Aim:
Please output the lines shown below exactly as they appear.

[Information provided start]

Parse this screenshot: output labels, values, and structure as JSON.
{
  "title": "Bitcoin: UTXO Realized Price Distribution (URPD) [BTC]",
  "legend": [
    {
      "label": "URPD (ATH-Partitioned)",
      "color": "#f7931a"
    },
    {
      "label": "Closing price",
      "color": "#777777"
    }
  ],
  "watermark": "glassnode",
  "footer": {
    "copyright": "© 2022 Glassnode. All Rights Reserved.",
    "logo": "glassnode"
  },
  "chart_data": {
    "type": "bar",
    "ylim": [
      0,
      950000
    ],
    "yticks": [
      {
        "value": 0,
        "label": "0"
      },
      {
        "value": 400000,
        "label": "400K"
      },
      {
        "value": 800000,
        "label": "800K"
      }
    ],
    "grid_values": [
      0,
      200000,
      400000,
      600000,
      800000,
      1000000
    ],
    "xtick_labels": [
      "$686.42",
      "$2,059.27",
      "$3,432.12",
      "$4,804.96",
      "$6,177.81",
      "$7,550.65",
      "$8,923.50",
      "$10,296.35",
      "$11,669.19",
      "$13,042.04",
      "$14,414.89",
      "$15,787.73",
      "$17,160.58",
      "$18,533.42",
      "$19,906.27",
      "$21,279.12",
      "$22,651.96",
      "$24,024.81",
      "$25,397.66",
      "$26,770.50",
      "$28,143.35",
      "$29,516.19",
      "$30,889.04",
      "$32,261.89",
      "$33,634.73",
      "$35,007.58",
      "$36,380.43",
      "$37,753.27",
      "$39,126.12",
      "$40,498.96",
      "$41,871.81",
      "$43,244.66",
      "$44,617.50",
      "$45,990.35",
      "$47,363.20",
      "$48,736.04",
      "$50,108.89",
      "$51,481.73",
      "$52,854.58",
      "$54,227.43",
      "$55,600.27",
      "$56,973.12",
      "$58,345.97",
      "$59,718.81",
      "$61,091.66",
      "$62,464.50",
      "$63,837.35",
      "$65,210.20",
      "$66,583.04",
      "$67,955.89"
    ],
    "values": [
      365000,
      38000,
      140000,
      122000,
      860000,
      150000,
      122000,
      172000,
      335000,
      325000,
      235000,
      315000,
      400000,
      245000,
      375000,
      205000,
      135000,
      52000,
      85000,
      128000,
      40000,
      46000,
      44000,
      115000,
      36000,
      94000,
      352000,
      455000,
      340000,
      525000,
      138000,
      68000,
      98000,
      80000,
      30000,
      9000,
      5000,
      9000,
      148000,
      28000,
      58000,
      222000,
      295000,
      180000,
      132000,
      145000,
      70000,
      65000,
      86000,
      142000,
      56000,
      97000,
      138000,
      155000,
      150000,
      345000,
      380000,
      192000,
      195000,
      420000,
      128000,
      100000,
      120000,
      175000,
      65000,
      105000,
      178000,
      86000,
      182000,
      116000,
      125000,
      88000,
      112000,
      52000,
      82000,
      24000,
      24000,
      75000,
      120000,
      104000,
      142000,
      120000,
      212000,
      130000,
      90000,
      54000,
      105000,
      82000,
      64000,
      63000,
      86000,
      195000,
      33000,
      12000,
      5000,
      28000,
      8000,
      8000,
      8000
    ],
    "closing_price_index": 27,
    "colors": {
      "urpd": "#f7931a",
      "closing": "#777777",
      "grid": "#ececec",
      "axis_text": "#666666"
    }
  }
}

[Information provided end]

The solution:
Parse this screenshot: output labels, values, and structure as JSON.
{
  "title": "Bitcoin: UTXO Realized Price Distribution (URPD) [BTC]",
  "legend": [
    {
      "label": "URPD (ATH-Partitioned)",
      "color": "#f7931a"
    },
    {
      "label": "Closing price",
      "color": "#777777"
    }
  ],
  "watermark": "glassnode",
  "footer": {
    "copyright": "© 2022 Glassnode. All Rights Reserved.",
    "logo": "glassnode"
  },
  "chart_data": {
    "type": "bar",
    "ylim": [
      0,
      950000
    ],
    "yticks": [
      {
        "value": 0,
        "label": "0"
      },
      {
        "value": 400000,
        "label": "400K"
      },
      {
        "value": 800000,
        "label": "800K"
      }
    ],
    "grid_values": [
      0,
      200000,
      400000,
      600000,
      800000,
      1000000
    ],
    "xtick_labels": [
      "$686.42",
      "$2,059.27",
      "$3,432.12",
      "$4,804.96",
      "$6,177.81",
      "$7,550.65",
      "$8,923.50",
      "$10,296.35",
      "$11,669.19",
      "$13,042.04",
      "$14,414.89",
      "$15,787.73",
      "$17,160.58",
      "$18,533.42",
      "$19,906.27",
      "$21,279.12",
      "$22,651.96",
      "$24,024.81",
      "$25,397.66",
      "$26,770.50",
      "$28,143.35",
      "$29,516.19",
      "$30,889.04",
      "$32,261.89",
      "$33,634.73",
      "$35,007.58",
      "$36,380.43",
      "$37,753.27",
      "$39,126.12",
      "$40,498.96",
      "$41,871.81",
      "$43,244.66",
      "$44,617.50",
      "$45,990.35",
      "$47,363.20",
      "$48,736.04",
      "$50,108.89",
      "$51,481.73",
      "$52,854.58",
      "$54,227.43",
      "$55,600.27",
      "$56,973.12",
      "$58,345.97",
      "$59,718.81",
      "$61,091.66",
      "$62,464.50",
      "$63,837.35",
      "$65,210.20",
      "$66,583.04",
      "$67,955.89"
    ],
    "values": [
      365000,
      38000,
      140000,
      122000,
      860000,
      150000,
      122000,
      172000,
      335000,
      325000,
      235000,
      315000,
      400000,
      245000,
      375000,
      205000,
      135000,
      52000,
      85000,
      128000,
      40000,
      46000,
      44000,
      115000,
      36000,
      94000,
      352000,
      455000,
      340000,
      525000,
      138000,
      68000,
      98000,
      80000,
      30000,
      9000,
      5000,
      9000,
      148000,
      28000,
      58000,
      222000,
      295000,
      180000,
      132000,
      145000,
      70000,
      65000,
      86000,
      142000,
      56000,
      97000,
      138000,
      155000,
      150000,
      345000,
      380000,
      192000,
      195000,
      420000,
      128000,
      100000,
      120000,
      175000,
      65000,
      105000,
      178000,
      86000,
      182000,
      116000,
      125000,
      88000,
      112000,
      52000,
      82000,
      24000,
      24000,
      75000,
      120000,
      104000,
      142000,
      120000,
      212000,
      130000,
      90000,
      54000,
      105000,
      82000,
      64000,
      63000,
      86000,
      195000,
      33000,
      12000,
      5000,
      28000,
      8000,
      8000,
      8000
    ],
    "closing_price_index": 27,
    "colors": {
      "urpd": "#f7931a",
      "closing": "#777777",
      "grid": "#ececec",
      "axis_text": "#666666"
    }
  }
}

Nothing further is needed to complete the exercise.